----- DATA FOR THIS TASK

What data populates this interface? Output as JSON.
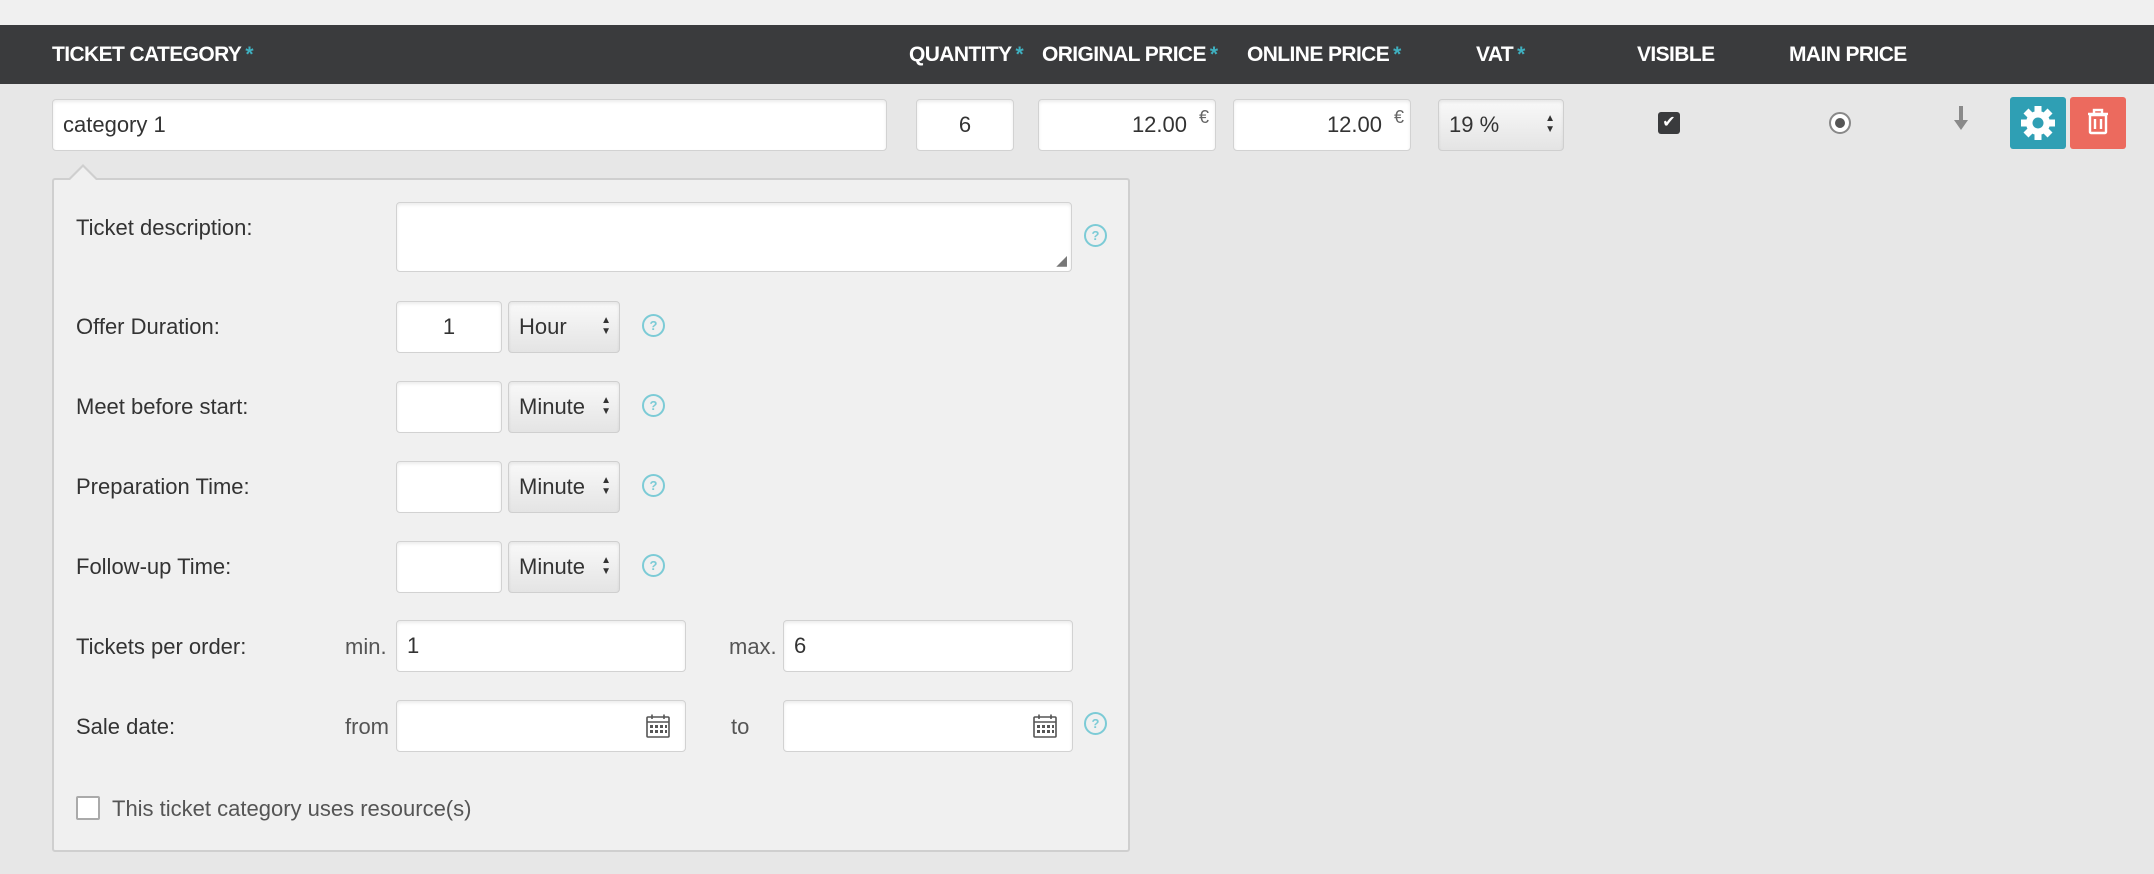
{
  "header": {
    "ticket_category": "TICKET CATEGORY",
    "quantity": "QUANTITY",
    "original_price": "ORIGINAL PRICE",
    "online_price": "ONLINE PRICE",
    "vat": "VAT",
    "visible": "VISIBLE",
    "main_price": "MAIN PRICE",
    "required_marker": "*"
  },
  "row": {
    "category_name": "category 1",
    "quantity": "6",
    "original_price": "12.00",
    "online_price": "12.00",
    "currency": "€",
    "vat": "19 %",
    "visible_checked": true,
    "main_price_selected": true
  },
  "details": {
    "ticket_description_label": "Ticket description:",
    "ticket_description_value": "",
    "offer_duration_label": "Offer Duration:",
    "offer_duration_value": "1",
    "offer_duration_unit": "Hour",
    "meet_before_start_label": "Meet before start:",
    "meet_before_start_value": "",
    "meet_before_start_unit": "Minute",
    "preparation_time_label": "Preparation Time:",
    "preparation_time_value": "",
    "preparation_time_unit": "Minute",
    "follow_up_time_label": "Follow-up Time:",
    "follow_up_time_value": "",
    "follow_up_time_unit": "Minute",
    "tickets_per_order_label": "Tickets per order:",
    "min_label": "min.",
    "min_value": "1",
    "max_label": "max.",
    "max_value": "6",
    "sale_date_label": "Sale date:",
    "from_label": "from",
    "to_label": "to",
    "sale_from_value": "",
    "sale_to_value": "",
    "uses_resources_label": "This ticket category uses resource(s)",
    "uses_resources_checked": false
  },
  "icons": {
    "help": "help-icon",
    "calendar": "calendar-icon",
    "gear": "gear-icon",
    "trash": "trash-icon",
    "down": "arrow-down-icon"
  },
  "colors": {
    "header_bg": "#3a3b3d",
    "accent": "#3fb0c0",
    "settings_button": "#2f9fb4",
    "delete_button": "#ec6a5e"
  }
}
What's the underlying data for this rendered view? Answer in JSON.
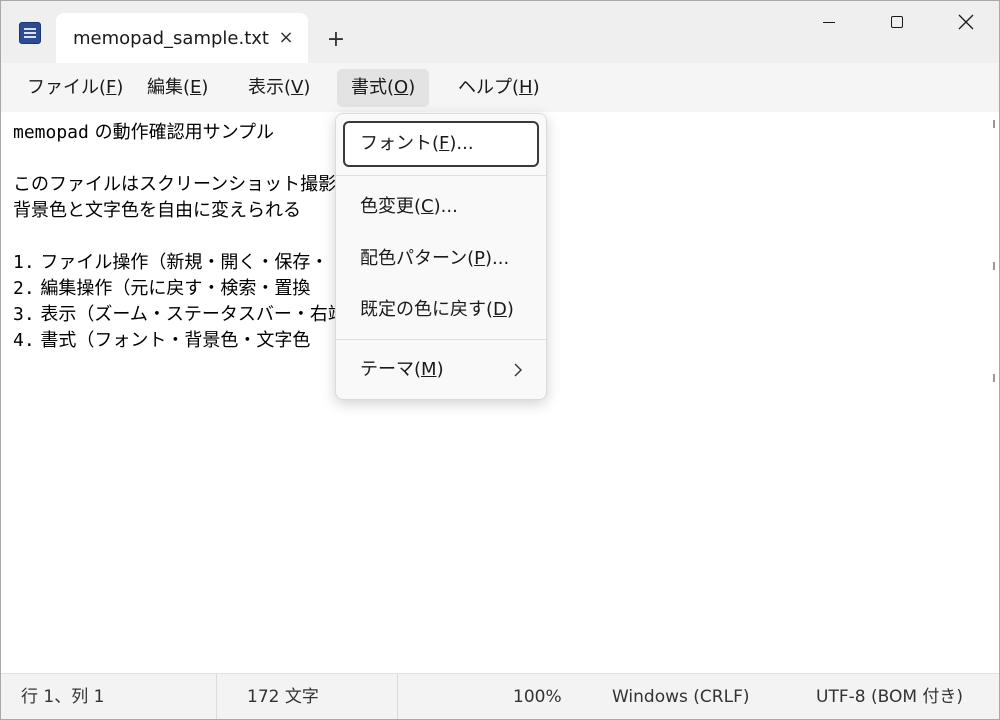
{
  "window": {
    "tab_title": "memopad_sample.txt",
    "new_tab_glyph": "+",
    "close_tab_glyph": "×"
  },
  "menu": {
    "file": {
      "label": "ファイル(",
      "acc": "F",
      "end": ")"
    },
    "edit": {
      "label": "編集(",
      "acc": "E",
      "end": ")"
    },
    "view": {
      "label": "表示(",
      "acc": "V",
      "end": ")"
    },
    "format": {
      "label": "書式(",
      "acc": "O",
      "end": ")"
    },
    "help": {
      "label": "ヘルプ(",
      "acc": "H",
      "end": ")"
    }
  },
  "format_menu": {
    "font": {
      "label": "フォント(",
      "acc": "F",
      "end": ")..."
    },
    "color": {
      "label": "色変更(",
      "acc": "C",
      "end": ")..."
    },
    "pattern": {
      "label": "配色パターン(",
      "acc": "P",
      "end": ")..."
    },
    "default": {
      "label": "既定の色に戻す(",
      "acc": "D",
      "end": ")"
    },
    "theme": {
      "label": "テーマ(",
      "acc": "M",
      "end": ")"
    },
    "chevron_icon": "chevron-right-icon"
  },
  "editor": {
    "line1_mono": "memopad",
    "line1_rest": " の動作確認用サンプル",
    "line3": "このファイルはスクリーンショット撮影用",
    "line4": "背景色と文字色を自由に変えられる",
    "line6_num": "1.",
    "line6": "ファイル操作（新規・開く・保存・",
    "line7_num": "2.",
    "line7": "編集操作（元に戻す・検索・置換",
    "line8_num": "3.",
    "line8": "表示（ズーム・ステータスバー・右端",
    "line9_num": "4.",
    "line9": "書式（フォント・背景色・文字色"
  },
  "status": {
    "position": "行 1、列 1",
    "chars": "172 文字",
    "zoom": "100%",
    "line_ending": "Windows (CRLF)",
    "encoding": "UTF-8 (BOM 付き)"
  },
  "colors": {
    "accent_border": "#3a3a3a",
    "app_icon": "#2b4c94"
  }
}
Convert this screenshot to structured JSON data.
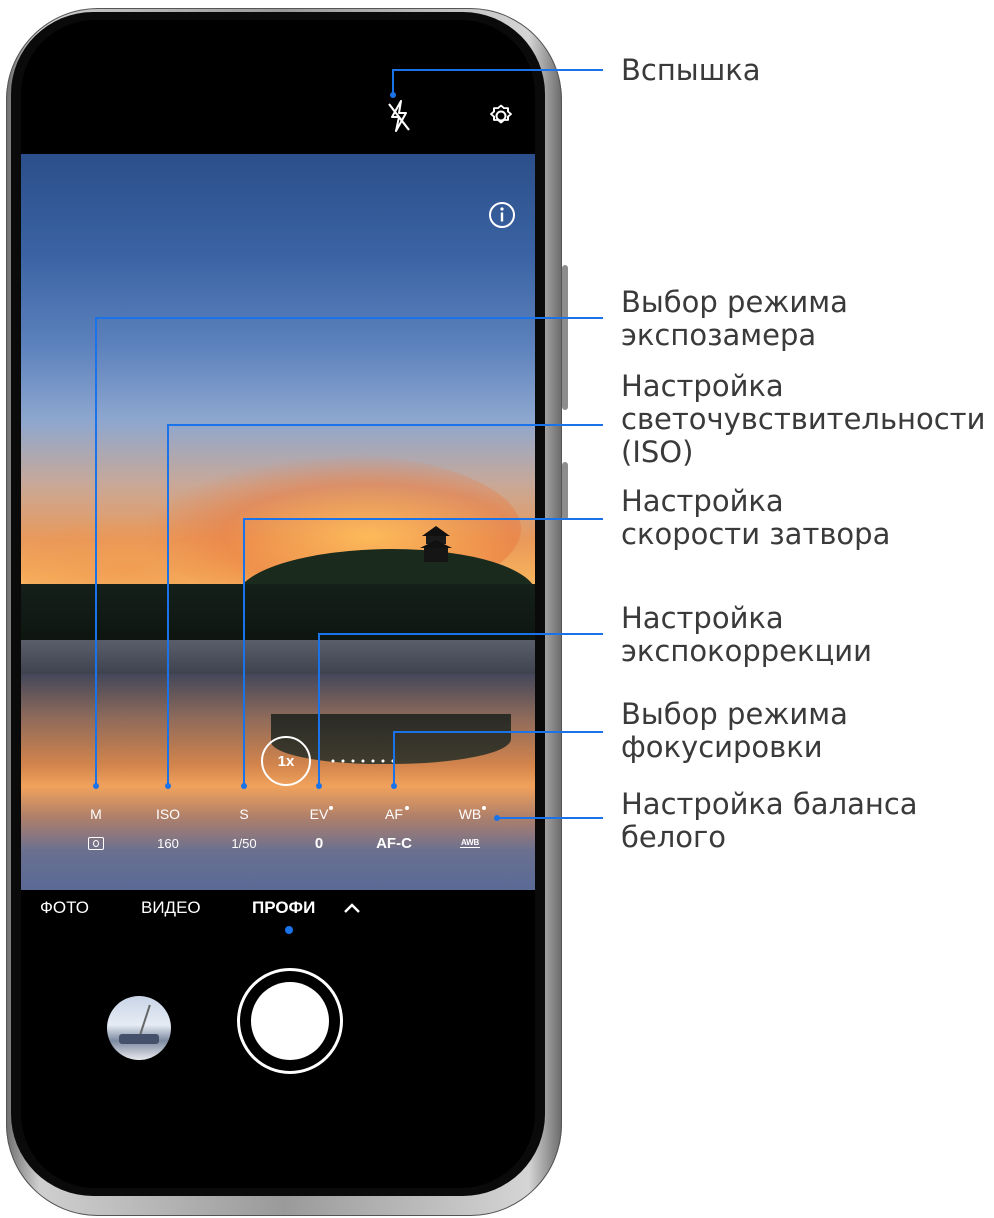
{
  "camera": {
    "zoom_label": "1x",
    "params": [
      {
        "id": "metering",
        "name": "M",
        "value": "",
        "value_icon": "metering-icon",
        "has_dot": false
      },
      {
        "id": "iso",
        "name": "ISO",
        "value": "160",
        "has_dot": false
      },
      {
        "id": "shutter",
        "name": "S",
        "value": "1/50",
        "has_dot": false
      },
      {
        "id": "ev",
        "name": "EV",
        "value": "0",
        "has_dot": true
      },
      {
        "id": "af",
        "name": "AF",
        "value": "AF-C",
        "has_dot": true
      },
      {
        "id": "wb",
        "name": "WB",
        "value": "AWB",
        "value_icon": "awb-icon",
        "has_dot": true
      }
    ],
    "modes": [
      "ФОТО",
      "ВИДЕО",
      "ПРОФИ"
    ],
    "active_mode": "ПРОФИ",
    "accent_color": "#1a73e8"
  },
  "callouts": {
    "flash": "Вспышка",
    "metering_line1": "Выбор режима",
    "metering_line2": "экспозамера",
    "iso_line1": "Настройка",
    "iso_line2": "светочувствительности",
    "iso_line3": "(ISO)",
    "shutter_line1": "Настройка",
    "shutter_line2": "скорости затвора",
    "ev_line1": "Настройка",
    "ev_line2": "экспокоррекции",
    "af_line1": "Выбор режима",
    "af_line2": "фокусировки",
    "wb_line1": "Настройка баланса",
    "wb_line2": "белого",
    "line_color": "#1a73e8"
  }
}
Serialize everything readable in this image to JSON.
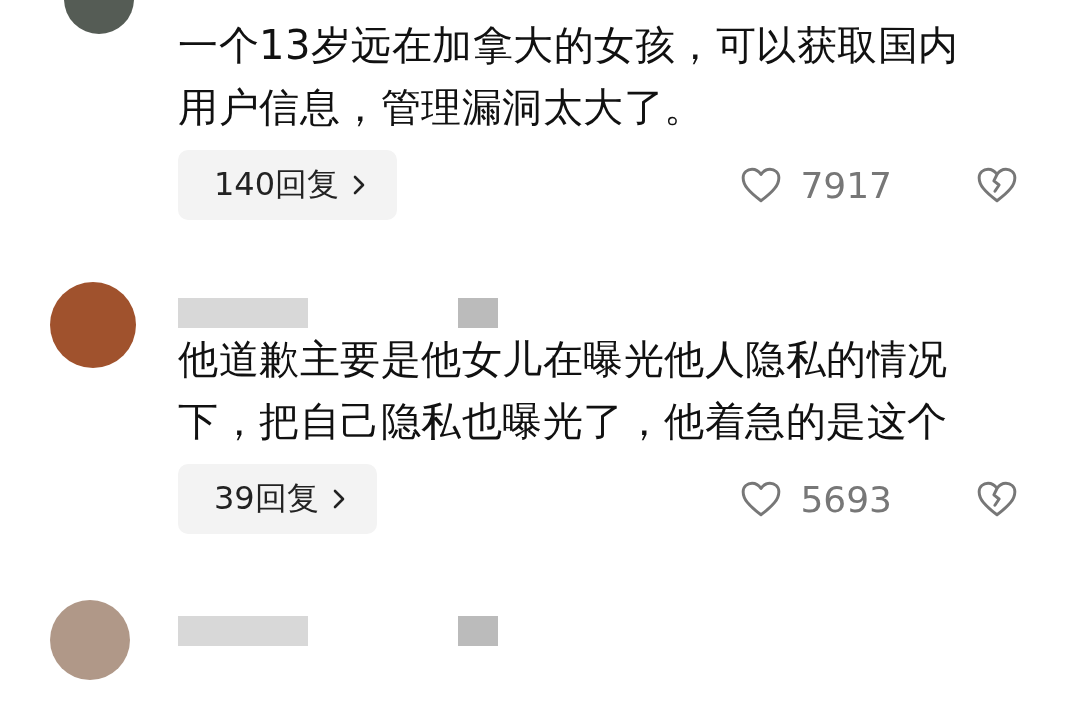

----------

REQUEST — A faithful copy of the records above is needed, with the pictures left out.

EXERCISE RESULT —
What data populates this interface? Output as JSON.
{
  "header": {
    "ticket_category": "TICKET CATEGORY",
    "quantity": "QUANTITY",
    "original_price": "ORIGINAL PRICE",
    "online_price": "ONLINE PRICE",
    "vat": "VAT",
    "visible": "VISIBLE",
    "main_price": "MAIN PRICE",
    "required_marker": "*"
  },
  "row": {
    "category_name": "category 1",
    "quantity": "6",
    "original_price": "12.00",
    "online_price": "12.00",
    "currency": "€",
    "vat": "19 %",
    "visible_checked": true,
    "main_price_selected": true
  },
  "details": {
    "ticket_description_label": "Ticket description:",
    "ticket_description_value": "",
    "offer_duration_label": "Offer Duration:",
    "offer_duration_value": "1",
    "offer_duration_unit": "Hour",
    "meet_before_start_label": "Meet before start:",
    "meet_before_start_value": "",
    "meet_before_start_unit": "Minute",
    "preparation_time_label": "Preparation Time:",
    "preparation_time_value": "",
    "preparation_time_unit": "Minute",
    "follow_up_time_label": "Follow-up Time:",
    "follow_up_time_value": "",
    "follow_up_time_unit": "Minute",
    "tickets_per_order_label": "Tickets per order:",
    "min_label": "min.",
    "min_value": "1",
    "max_label": "max.",
    "max_value": "6",
    "sale_date_label": "Sale date:",
    "from_label": "from",
    "to_label": "to",
    "sale_from_value": "",
    "sale_to_value": "",
    "uses_resources_label": "This ticket category uses resource(s)",
    "uses_resources_checked": false
  },
  "icons": {
    "help": "help-icon",
    "calendar": "calendar-icon",
    "gear": "gear-icon",
    "trash": "trash-icon",
    "down": "arrow-down-icon"
  },
  "colors": {
    "header_bg": "#3a3b3d",
    "accent": "#3fb0c0",
    "settings_button": "#2f9fb4",
    "delete_button": "#ec6a5e"
  }
}
What's the underlying data for this rendered view? Answer in JSON.
{
  "window": {
    "tab_title": "memopad_sample.txt",
    "new_tab_glyph": "+",
    "close_tab_glyph": "×"
  },
  "menu": {
    "file": {
      "label": "ファイル(",
      "acc": "F",
      "end": ")"
    },
    "edit": {
      "label": "編集(",
      "acc": "E",
      "end": ")"
    },
    "view": {
      "label": "表示(",
      "acc": "V",
      "end": ")"
    },
    "format": {
      "label": "書式(",
      "acc": "O",
      "end": ")"
    },
    "help": {
      "label": "ヘルプ(",
      "acc": "H",
      "end": ")"
    }
  },
  "format_menu": {
    "font": {
      "label": "フォント(",
      "acc": "F",
      "end": ")..."
    },
    "color": {
      "label": "色変更(",
      "acc": "C",
      "end": ")..."
    },
    "pattern": {
      "label": "配色パターン(",
      "acc": "P",
      "end": ")..."
    },
    "default": {
      "label": "既定の色に戻す(",
      "acc": "D",
      "end": ")"
    },
    "theme": {
      "label": "テーマ(",
      "acc": "M",
      "end": ")"
    },
    "chevron_icon": "chevron-right-icon"
  },
  "editor": {
    "line1_mono": "memopad",
    "line1_rest": " の動作確認用サンプル",
    "line3": "このファイルはスクリーンショット撮影用",
    "line4": "背景色と文字色を自由に変えられる",
    "line6_num": "1.",
    "line6": "ファイル操作（新規・開く・保存・",
    "line7_num": "2.",
    "line7": "編集操作（元に戻す・検索・置換",
    "line8_num": "3.",
    "line8": "表示（ズーム・ステータスバー・右端",
    "line9_num": "4.",
    "line9": "書式（フォント・背景色・文字色"
  },
  "status": {
    "position": "行 1、列 1",
    "chars": "172 文字",
    "zoom": "100%",
    "line_ending": "Windows (CRLF)",
    "encoding": "UTF-8 (BOM 付き)"
  },
  "colors": {
    "accent_border": "#3a3a3a",
    "app_icon": "#2b4c94"
  }
}
Convert this screenshot to structured JSON data.
{
  "camera": {
    "zoom_label": "1x",
    "params": [
      {
        "id": "metering",
        "name": "M",
        "value": "",
        "value_icon": "metering-icon",
        "has_dot": false
      },
      {
        "id": "iso",
        "name": "ISO",
        "value": "160",
        "has_dot": false
      },
      {
        "id": "shutter",
        "name": "S",
        "value": "1/50",
        "has_dot": false
      },
      {
        "id": "ev",
        "name": "EV",
        "value": "0",
        "has_dot": true
      },
      {
        "id": "af",
        "name": "AF",
        "value": "AF-C",
        "has_dot": true
      },
      {
        "id": "wb",
        "name": "WB",
        "value": "AWB",
        "value_icon": "awb-icon",
        "has_dot": true
      }
    ],
    "modes": [
      "ФОТО",
      "ВИДЕО",
      "ПРОФИ"
    ],
    "active_mode": "ПРОФИ",
    "accent_color": "#1a73e8"
  },
  "callouts": {
    "flash": "Вспышка",
    "metering_line1": "Выбор режима",
    "metering_line2": "экспозамера",
    "iso_line1": "Настройка",
    "iso_line2": "светочувствительности",
    "iso_line3": "(ISO)",
    "shutter_line1": "Настройка",
    "shutter_line2": "скорости затвора",
    "ev_line1": "Настройка",
    "ev_line2": "экспокоррекции",
    "af_line1": "Выбор режима",
    "af_line2": "фокусировки",
    "wb_line1": "Настройка баланса",
    "wb_line2": "белого",
    "line_color": "#1a73e8"
  }
}
Serialize everything readable in this image to JSON.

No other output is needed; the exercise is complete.